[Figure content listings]
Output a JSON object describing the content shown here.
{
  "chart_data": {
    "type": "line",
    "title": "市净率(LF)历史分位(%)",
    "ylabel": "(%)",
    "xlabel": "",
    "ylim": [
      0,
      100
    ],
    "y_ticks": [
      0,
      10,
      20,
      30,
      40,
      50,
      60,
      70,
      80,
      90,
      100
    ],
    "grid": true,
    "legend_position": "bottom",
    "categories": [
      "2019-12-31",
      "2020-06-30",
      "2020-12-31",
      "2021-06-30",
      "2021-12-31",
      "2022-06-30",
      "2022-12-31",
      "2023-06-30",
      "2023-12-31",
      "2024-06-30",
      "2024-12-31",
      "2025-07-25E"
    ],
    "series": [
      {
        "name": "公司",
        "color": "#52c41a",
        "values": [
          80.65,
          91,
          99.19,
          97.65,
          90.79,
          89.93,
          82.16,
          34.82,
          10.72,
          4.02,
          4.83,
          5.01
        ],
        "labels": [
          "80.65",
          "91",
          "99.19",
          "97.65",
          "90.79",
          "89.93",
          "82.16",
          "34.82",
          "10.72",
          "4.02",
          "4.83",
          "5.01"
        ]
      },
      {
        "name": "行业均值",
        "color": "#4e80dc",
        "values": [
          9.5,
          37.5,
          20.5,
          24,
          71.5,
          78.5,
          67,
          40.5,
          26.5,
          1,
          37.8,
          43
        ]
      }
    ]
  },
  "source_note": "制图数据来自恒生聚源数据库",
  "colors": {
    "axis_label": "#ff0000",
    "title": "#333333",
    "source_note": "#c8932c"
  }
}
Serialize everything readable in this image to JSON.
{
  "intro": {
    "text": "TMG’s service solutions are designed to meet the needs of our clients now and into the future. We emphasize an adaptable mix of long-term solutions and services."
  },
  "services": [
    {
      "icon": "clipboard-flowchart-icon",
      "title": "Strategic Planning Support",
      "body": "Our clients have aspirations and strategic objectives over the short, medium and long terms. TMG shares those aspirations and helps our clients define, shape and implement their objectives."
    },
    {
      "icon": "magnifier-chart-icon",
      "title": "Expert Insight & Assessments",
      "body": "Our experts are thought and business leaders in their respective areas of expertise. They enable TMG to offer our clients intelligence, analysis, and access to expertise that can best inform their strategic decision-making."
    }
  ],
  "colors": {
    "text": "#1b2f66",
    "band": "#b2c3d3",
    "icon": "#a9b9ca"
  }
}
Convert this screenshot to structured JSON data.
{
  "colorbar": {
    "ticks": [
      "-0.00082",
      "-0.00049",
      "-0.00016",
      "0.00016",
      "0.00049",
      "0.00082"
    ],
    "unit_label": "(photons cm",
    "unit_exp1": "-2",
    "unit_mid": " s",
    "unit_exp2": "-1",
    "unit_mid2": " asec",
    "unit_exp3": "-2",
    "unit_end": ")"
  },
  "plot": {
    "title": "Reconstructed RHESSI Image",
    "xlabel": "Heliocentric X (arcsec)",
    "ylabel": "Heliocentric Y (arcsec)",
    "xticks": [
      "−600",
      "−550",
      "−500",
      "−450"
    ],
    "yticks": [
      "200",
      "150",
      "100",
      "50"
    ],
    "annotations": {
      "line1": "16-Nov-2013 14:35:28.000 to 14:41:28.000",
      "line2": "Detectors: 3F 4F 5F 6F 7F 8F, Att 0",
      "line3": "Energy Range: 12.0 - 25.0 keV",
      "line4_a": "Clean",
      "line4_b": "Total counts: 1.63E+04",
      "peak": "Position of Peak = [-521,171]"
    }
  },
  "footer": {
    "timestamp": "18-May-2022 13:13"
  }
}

__Your objective__: Set down the material above again, word for word.

__Task result__:
Output a JSON object describing the content shown here.
{
  "chart_data": {
    "type": "line",
    "title": "市净率(LF)历史分位(%)",
    "ylabel": "(%)",
    "xlabel": "",
    "ylim": [
      0,
      100
    ],
    "y_ticks": [
      0,
      10,
      20,
      30,
      40,
      50,
      60,
      70,
      80,
      90,
      100
    ],
    "grid": true,
    "legend_position": "bottom",
    "categories": [
      "2019-12-31",
      "2020-06-30",
      "2020-12-31",
      "2021-06-30",
      "2021-12-31",
      "2022-06-30",
      "2022-12-31",
      "2023-06-30",
      "2023-12-31",
      "2024-06-30",
      "2024-12-31",
      "2025-07-25E"
    ],
    "series": [
      {
        "name": "公司",
        "color": "#52c41a",
        "values": [
          80.65,
          91,
          99.19,
          97.65,
          90.79,
          89.93,
          82.16,
          34.82,
          10.72,
          4.02,
          4.83,
          5.01
        ],
        "labels": [
          "80.65",
          "91",
          "99.19",
          "97.65",
          "90.79",
          "89.93",
          "82.16",
          "34.82",
          "10.72",
          "4.02",
          "4.83",
          "5.01"
        ]
      },
      {
        "name": "行业均值",
        "color": "#4e80dc",
        "values": [
          9.5,
          37.5,
          20.5,
          24,
          71.5,
          78.5,
          67,
          40.5,
          26.5,
          1,
          37.8,
          43
        ]
      }
    ]
  },
  "source_note": "制图数据来自恒生聚源数据库",
  "colors": {
    "axis_label": "#ff0000",
    "title": "#333333",
    "source_note": "#c8932c"
  }
}
Serialize everything readable in this image to JSON.
{
  "intro": {
    "text": "TMG’s service solutions are designed to meet the needs of our clients now and into the future. We emphasize an adaptable mix of long-term solutions and services."
  },
  "services": [
    {
      "icon": "clipboard-flowchart-icon",
      "title": "Strategic Planning Support",
      "body": "Our clients have aspirations and strategic objectives over the short, medium and long terms. TMG shares those aspirations and helps our clients define, shape and implement their objectives."
    },
    {
      "icon": "magnifier-chart-icon",
      "title": "Expert Insight & Assessments",
      "body": "Our experts are thought and business leaders in their respective areas of expertise. They enable TMG to offer our clients intelligence, analysis, and access to expertise that can best inform their strategic decision-making."
    }
  ],
  "colors": {
    "text": "#1b2f66",
    "band": "#b2c3d3",
    "icon": "#a9b9ca"
  }
}
Convert this screenshot to structured JSON data.
{
  "colorbar": {
    "ticks": [
      "-0.00082",
      "-0.00049",
      "-0.00016",
      "0.00016",
      "0.00049",
      "0.00082"
    ],
    "unit_label": "(photons cm",
    "unit_exp1": "-2",
    "unit_mid": " s",
    "unit_exp2": "-1",
    "unit_mid2": " asec",
    "unit_exp3": "-2",
    "unit_end": ")"
  },
  "plot": {
    "title": "Reconstructed RHESSI Image",
    "xlabel": "Heliocentric X (arcsec)",
    "ylabel": "Heliocentric Y (arcsec)",
    "xticks": [
      "−600",
      "−550",
      "−500",
      "−450"
    ],
    "yticks": [
      "200",
      "150",
      "100",
      "50"
    ],
    "annotations": {
      "line1": "16-Nov-2013 14:35:28.000 to 14:41:28.000",
      "line2": "Detectors: 3F 4F 5F 6F 7F 8F, Att 0",
      "line3": "Energy Range: 12.0 - 25.0 keV",
      "line4_a": "Clean",
      "line4_b": "Total counts: 1.63E+04",
      "peak": "Position of Peak = [-521,171]"
    }
  },
  "footer": {
    "timestamp": "18-May-2022 13:13"
  }
}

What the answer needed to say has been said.